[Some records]
====
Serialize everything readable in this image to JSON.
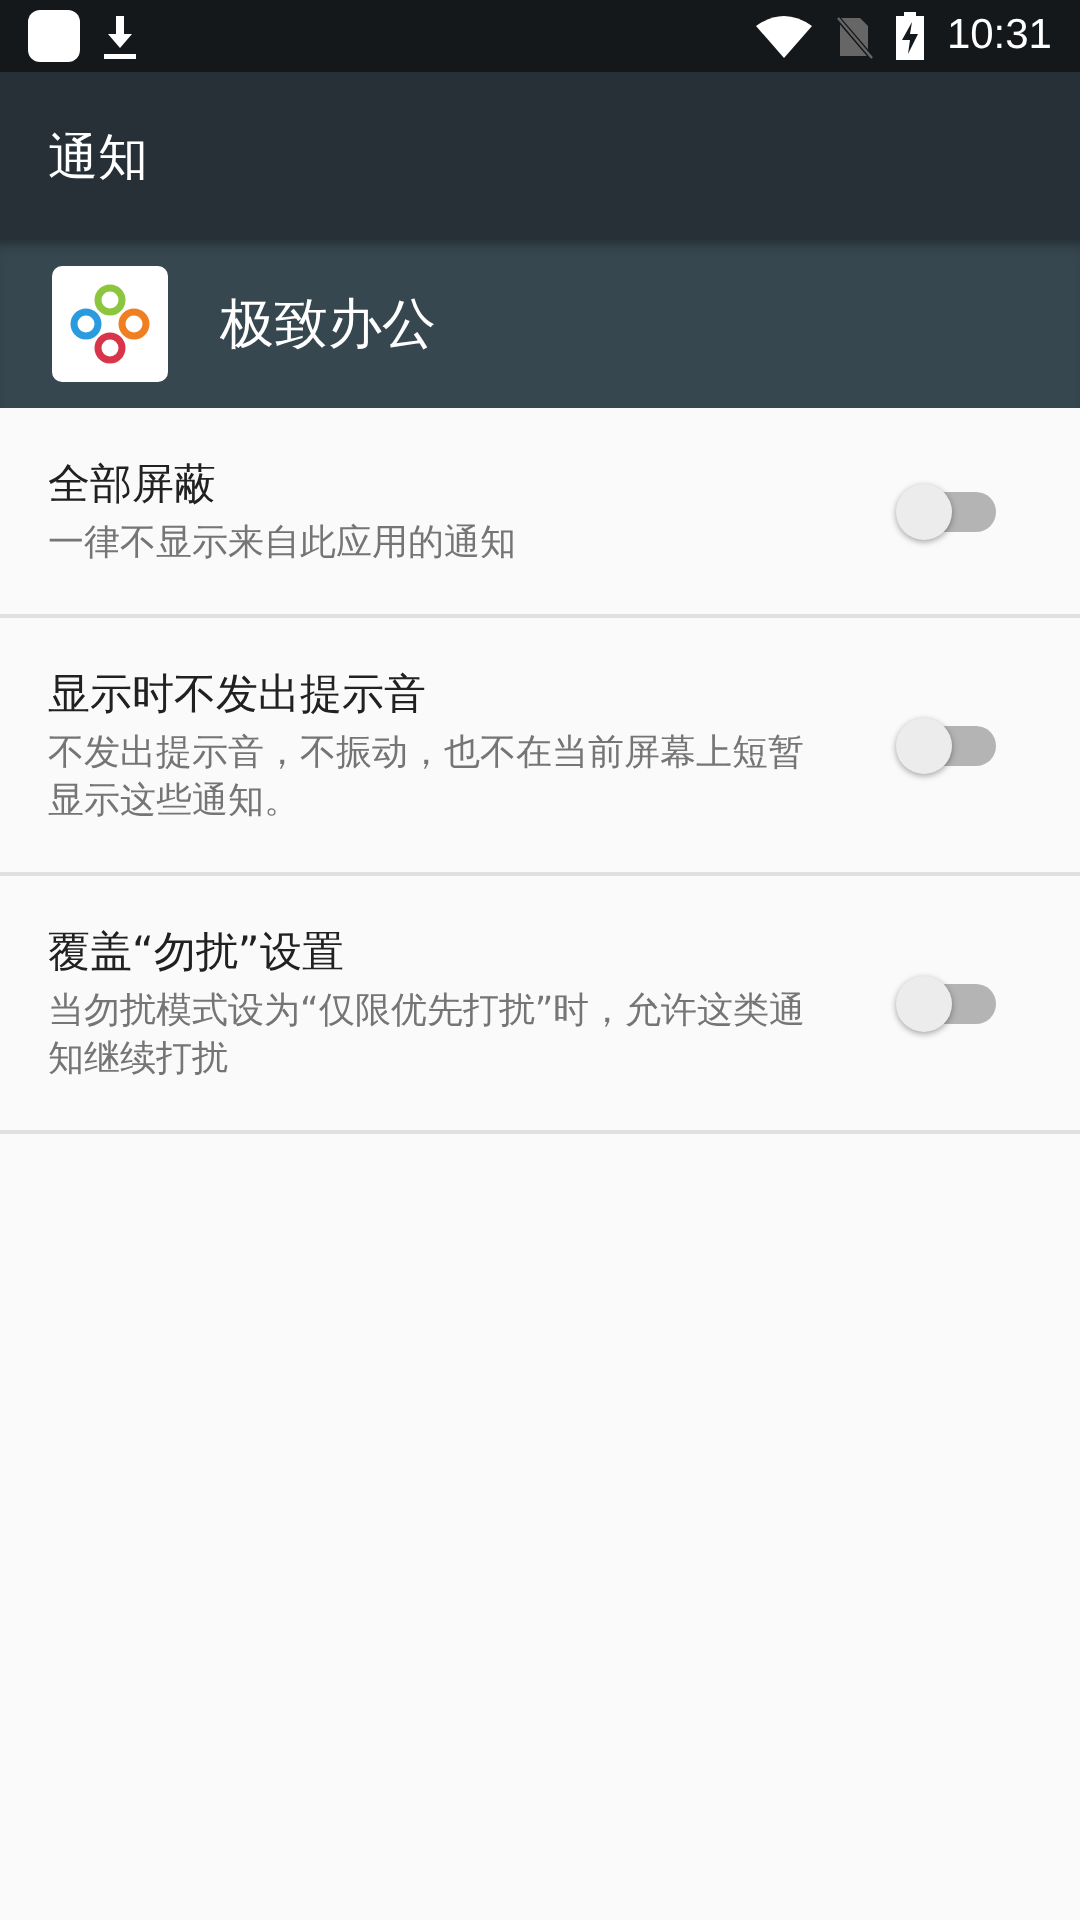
{
  "status_bar": {
    "time": "10:31"
  },
  "app_bar": {
    "title": "通知"
  },
  "app_header": {
    "name": "极致办公"
  },
  "settings": [
    {
      "title": "全部屏蔽",
      "summary": "一律不显示来自此应用的通知",
      "on": false
    },
    {
      "title": "显示时不发出提示音",
      "summary": "不发出提示音，不振动，也不在当前屏幕上短暂显示这些通知。",
      "on": false
    },
    {
      "title": "覆盖“勿扰”设置",
      "summary": "当勿扰模式设为“仅限优先打扰”时，允许这类通知继续打扰",
      "on": false
    }
  ]
}
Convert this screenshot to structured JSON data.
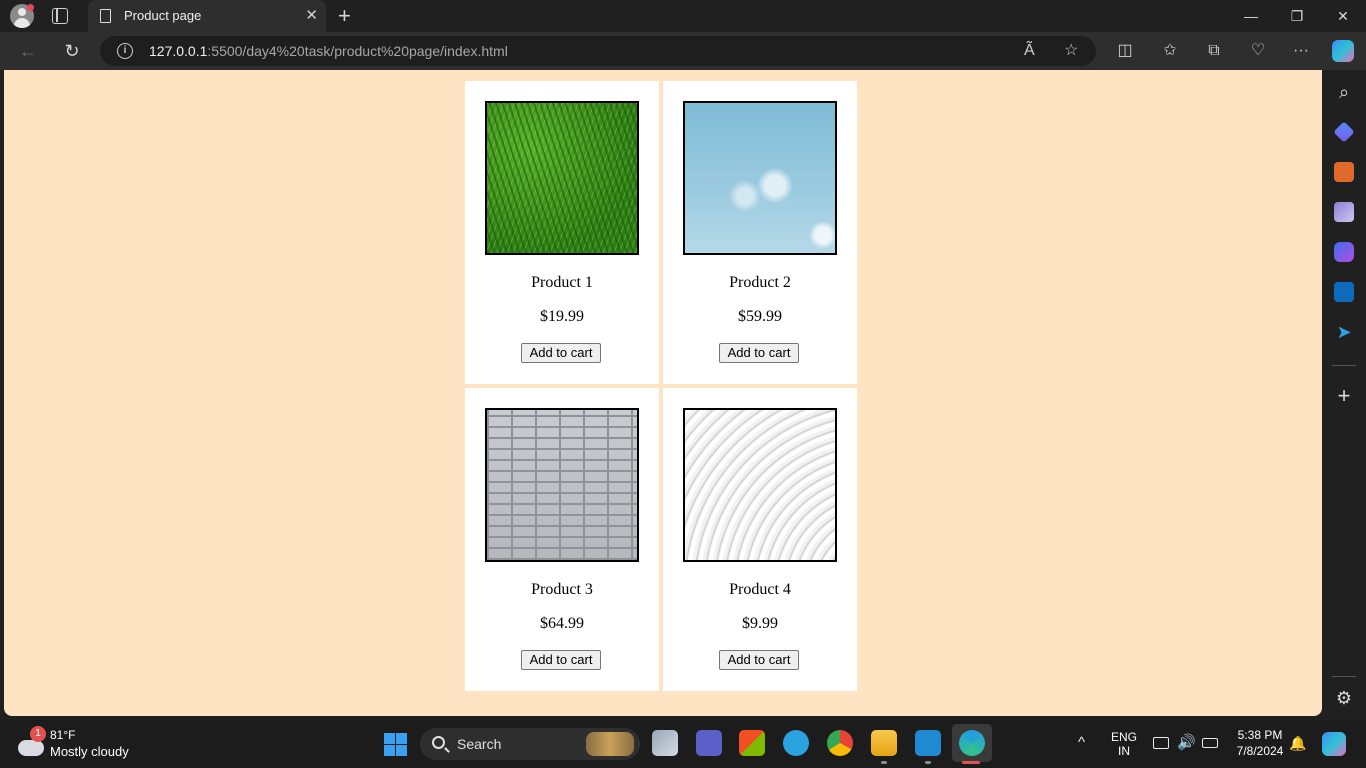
{
  "browser": {
    "tab": {
      "title": "Product page",
      "close": "✕"
    },
    "new_tab": "+",
    "window": {
      "minimize": "—",
      "maximize": "❐",
      "close": "✕"
    },
    "nav": {
      "back": "←",
      "refresh": "↻"
    },
    "url": {
      "host": "127.0.0.1",
      "rest": ":5500/day4%20task/product%20page/index.html",
      "info": "i"
    },
    "url_icons": {
      "read_aloud": "Ã",
      "favorite": "☆"
    },
    "toolbar": {
      "split": "◫",
      "favorites": "✩",
      "collections": "⧉",
      "health": "♡",
      "more": "···"
    }
  },
  "page": {
    "products": [
      {
        "name": "Product 1",
        "price": "$19.99",
        "button": "Add to cart",
        "image": "grass"
      },
      {
        "name": "Product 2",
        "price": "$59.99",
        "button": "Add to cart",
        "image": "sky"
      },
      {
        "name": "Product 3",
        "price": "$64.99",
        "button": "Add to cart",
        "image": "brick"
      },
      {
        "name": "Product 4",
        "price": "$9.99",
        "button": "Add to cart",
        "image": "waves"
      }
    ]
  },
  "sidebar": {
    "icons": [
      "search-icon",
      "tag-icon",
      "tools-icon",
      "games-icon",
      "copilot-icon",
      "outlook-icon",
      "telegram-icon"
    ],
    "add": "+",
    "settings": "⚙"
  },
  "taskbar": {
    "weather": {
      "badge": "1",
      "temp": "81°F",
      "desc": "Mostly cloudy"
    },
    "search": {
      "label": "Search"
    },
    "apps": [
      "file-explorer-multi",
      "teams",
      "store",
      "telegram",
      "chrome",
      "file-explorer",
      "vscode",
      "edge"
    ],
    "tray": {
      "chevron": "^",
      "lang1": "ENG",
      "lang2": "IN",
      "time": "5:38 PM",
      "date": "7/8/2024",
      "bell": "🔔"
    }
  },
  "colors": {
    "page_bg": "#ffe4c4",
    "card_bg": "#ffffff",
    "chrome_dark": "#202020",
    "accent_blue": "#3aa0f2"
  }
}
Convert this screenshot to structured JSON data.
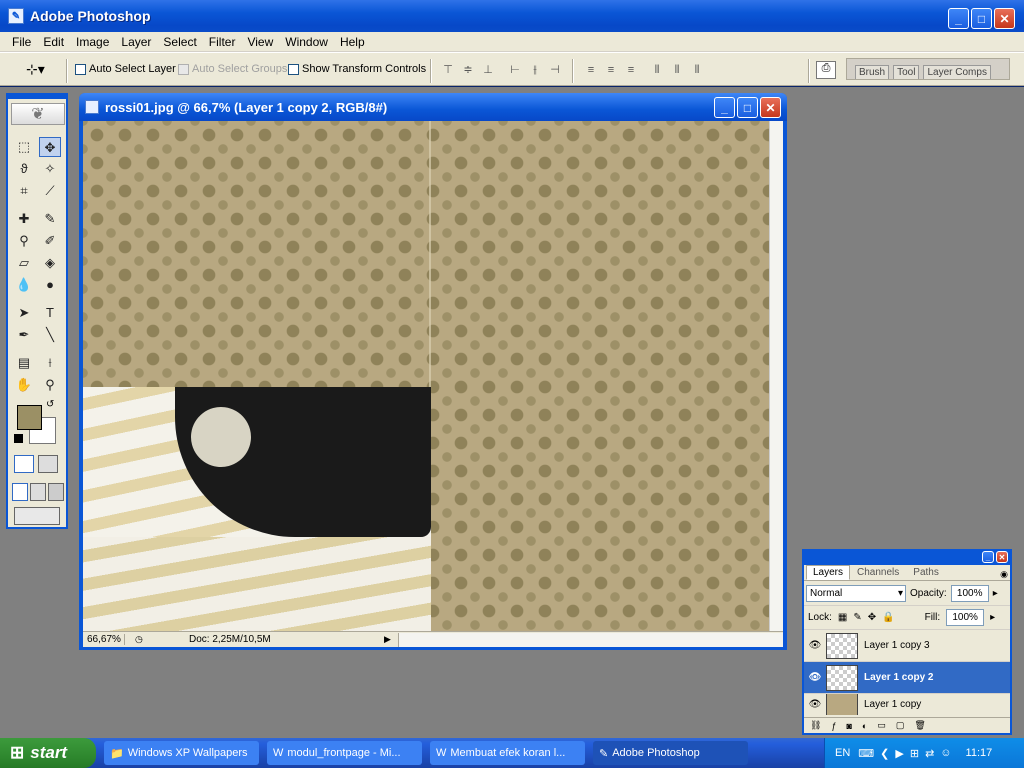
{
  "app": {
    "title": "Adobe Photoshop"
  },
  "menu": [
    "File",
    "Edit",
    "Image",
    "Layer",
    "Select",
    "Filter",
    "View",
    "Window",
    "Help"
  ],
  "options": {
    "auto_select_layer": "Auto Select Layer",
    "auto_select_groups": "Auto Select Groups",
    "show_transform_controls": "Show Transform Controls"
  },
  "palette_well": [
    "Brush",
    "Tool",
    "Layer Comps"
  ],
  "document": {
    "title": "rossi01.jpg @ 66,7% (Layer 1 copy 2, RGB/8#)",
    "zoom": "66,67%",
    "doc_size": "Doc: 2,25M/10,5M"
  },
  "layers_panel": {
    "tabs": [
      "Layers",
      "Channels",
      "Paths"
    ],
    "blend_mode": "Normal",
    "opacity_label": "Opacity:",
    "opacity": "100%",
    "lock_label": "Lock:",
    "fill_label": "Fill:",
    "fill": "100%",
    "layers": [
      {
        "name": "Layer 1 copy 3",
        "selected": false
      },
      {
        "name": "Layer 1 copy 2",
        "selected": true
      },
      {
        "name": "Layer 1 copy",
        "selected": false
      }
    ]
  },
  "colors": {
    "foreground": "#9b9065",
    "background": "#ffffff"
  },
  "taskbar": {
    "start": "start",
    "tasks": [
      {
        "label": "Windows XP Wallpapers",
        "icon": "folder-icon"
      },
      {
        "label": "modul_frontpage - Mi...",
        "icon": "word-icon"
      },
      {
        "label": "Membuat efek koran l...",
        "icon": "word-icon"
      },
      {
        "label": "Adobe Photoshop",
        "icon": "photoshop-icon"
      }
    ],
    "lang": "EN",
    "clock": "11:17"
  }
}
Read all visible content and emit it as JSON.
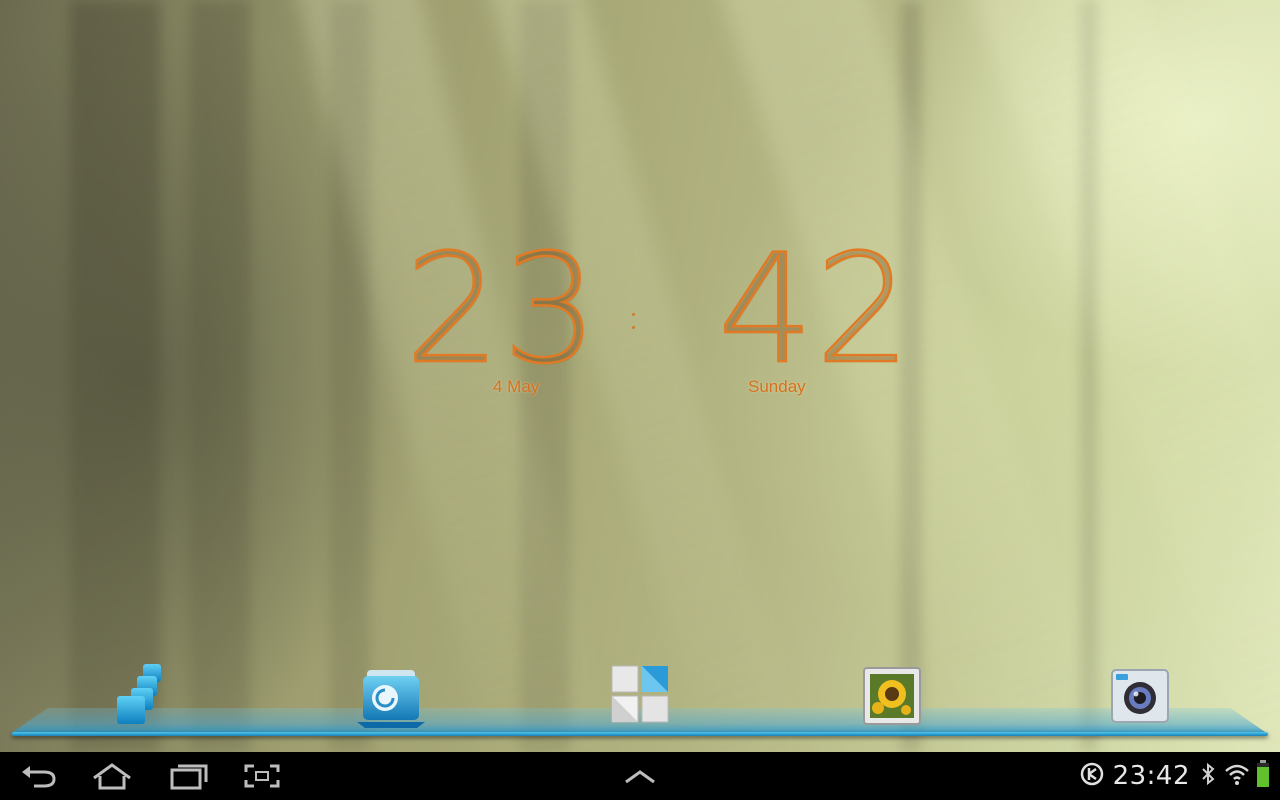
{
  "clock": {
    "hours": "23",
    "minutes": "42",
    "date": "4 May",
    "day": "Sunday",
    "color": "#e07a25"
  },
  "dock": {
    "items": [
      {
        "name": "apps-drawer",
        "icon": "blue-cubes-icon"
      },
      {
        "name": "file-manager",
        "icon": "folder-icon"
      },
      {
        "name": "launcher",
        "icon": "tiles-icon"
      },
      {
        "name": "gallery",
        "icon": "sunflower-photo-icon"
      },
      {
        "name": "camera",
        "icon": "camera-icon"
      }
    ],
    "accent": "#3ab6e6"
  },
  "navigation": {
    "buttons": [
      "back-icon",
      "home-icon",
      "recent-apps-icon",
      "screenshot-icon",
      "up-chevron-icon"
    ]
  },
  "status_bar": {
    "time": "23:42",
    "icons": [
      "sync-icon",
      "bluetooth-icon",
      "wifi-icon",
      "battery-icon"
    ],
    "battery_level": 0.85,
    "battery_color": "#63c02d"
  }
}
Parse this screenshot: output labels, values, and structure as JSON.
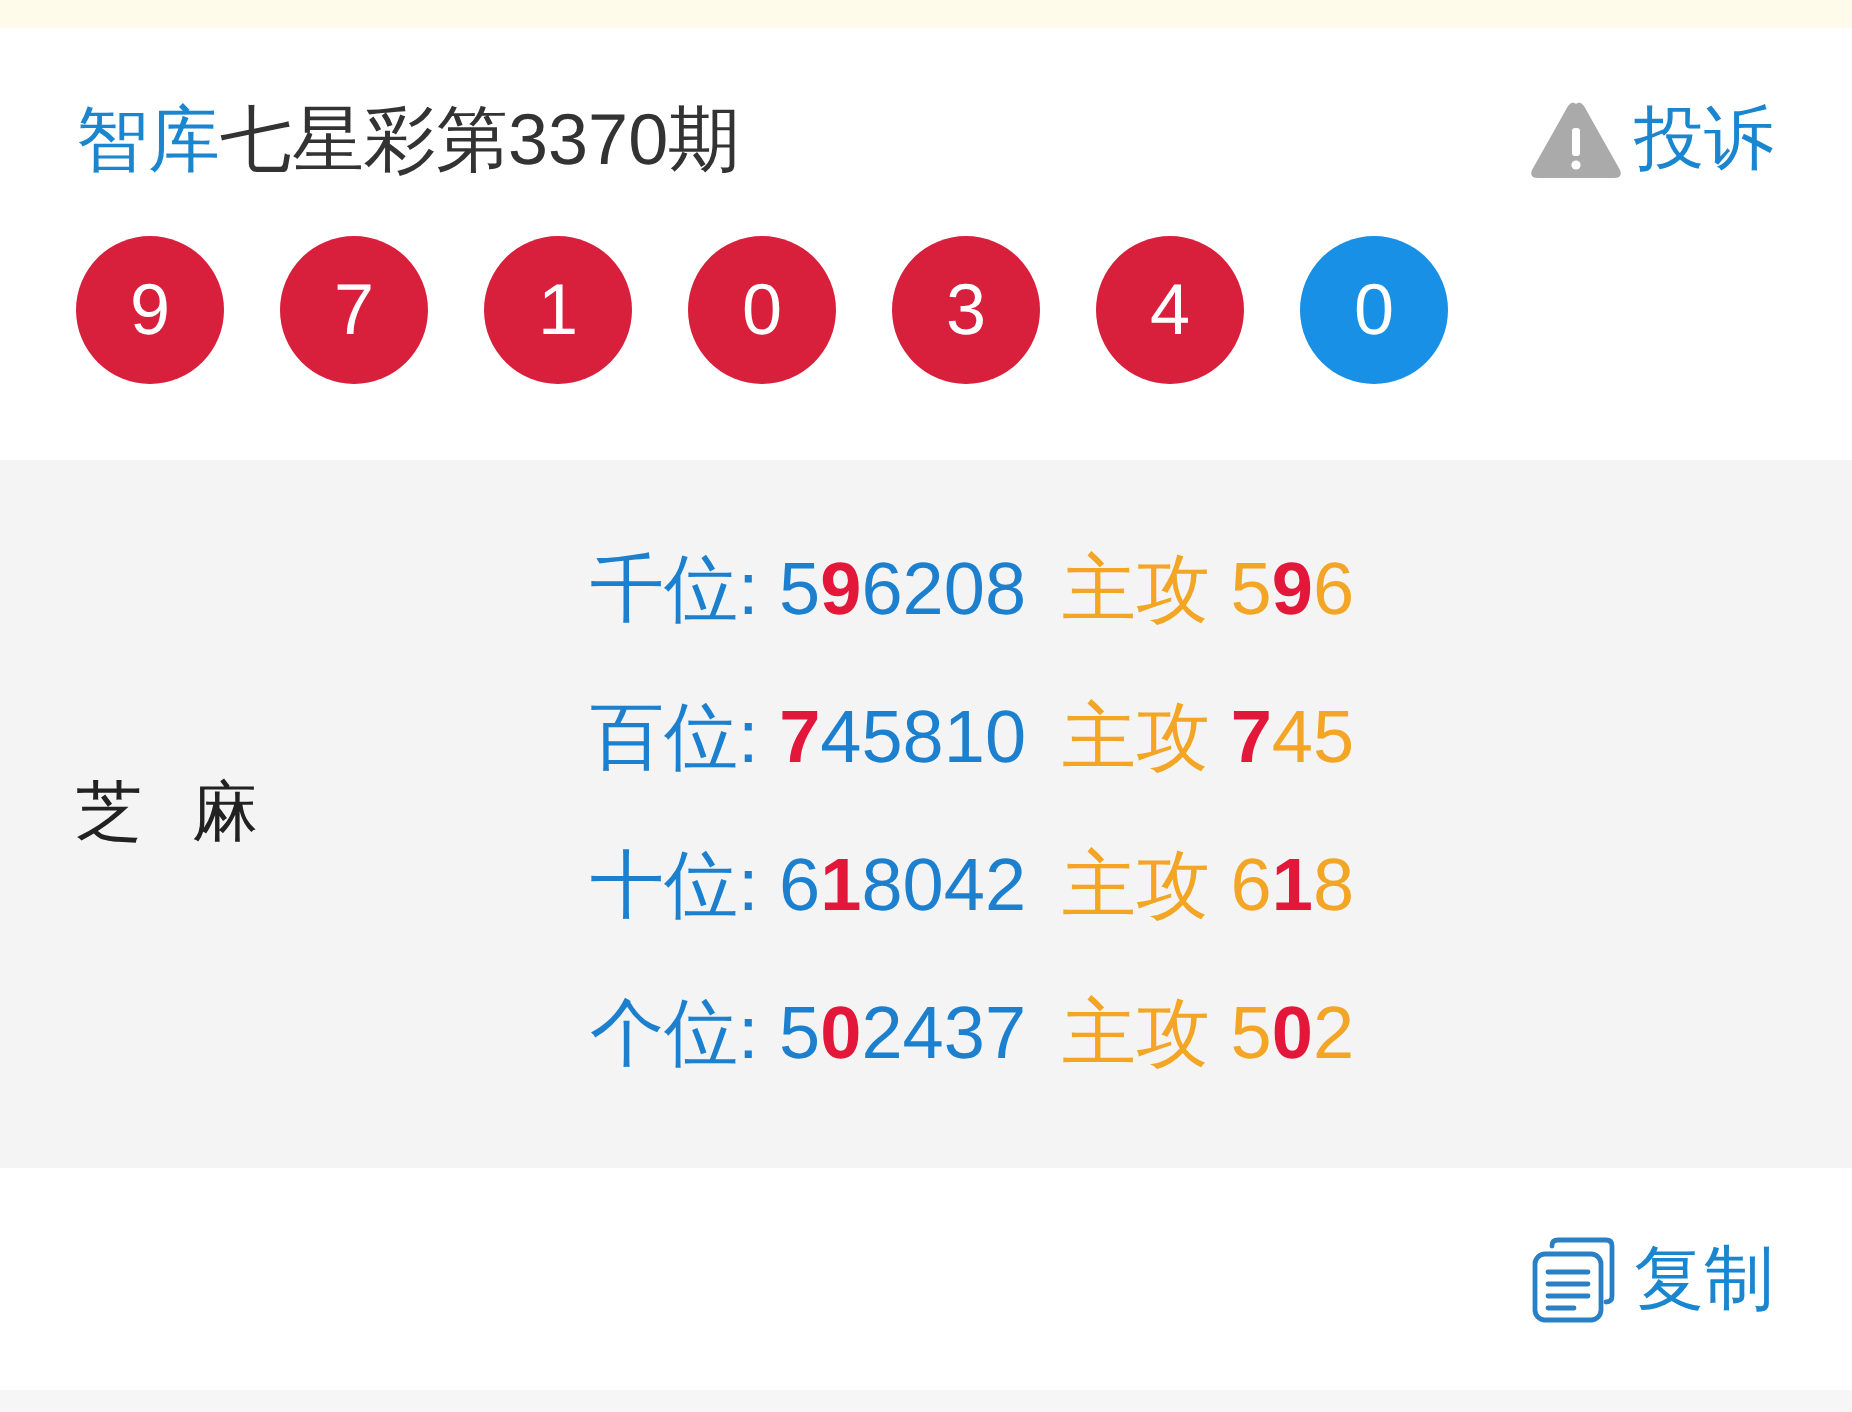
{
  "header": {
    "source": "智库",
    "title": "七星彩第3370期",
    "complaint": "投诉"
  },
  "balls": [
    {
      "number": "9",
      "color": "#d81f3c"
    },
    {
      "number": "7",
      "color": "#d81f3c"
    },
    {
      "number": "1",
      "color": "#d81f3c"
    },
    {
      "number": "0",
      "color": "#d81f3c"
    },
    {
      "number": "3",
      "color": "#d81f3c"
    },
    {
      "number": "4",
      "color": "#d81f3c"
    },
    {
      "number": "0",
      "color": "#1890e6"
    }
  ],
  "panel": {
    "label": "芝 麻",
    "rows": [
      {
        "position": "千位: 5**9**6208",
        "focus": "主攻 5**9**6"
      },
      {
        "position": "百位: **7**45810",
        "focus": "主攻 **7**45"
      },
      {
        "position": "十位: 6**1**8042",
        "focus": "主攻 6**1**8"
      },
      {
        "position": "个位: 5**0**2437",
        "focus": "主攻 5**0**2"
      }
    ]
  },
  "footer": {
    "copy": "复制"
  }
}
====
▸ **Task to carry out**
Scan the lines for the string "number". Pick out every line that has it.

▸ **Correct response**
      "number": "9",
      "number": "7",
      "number": "1",
      "number": "0",
      "number": "3",
      "number": "4",
      "number": "0",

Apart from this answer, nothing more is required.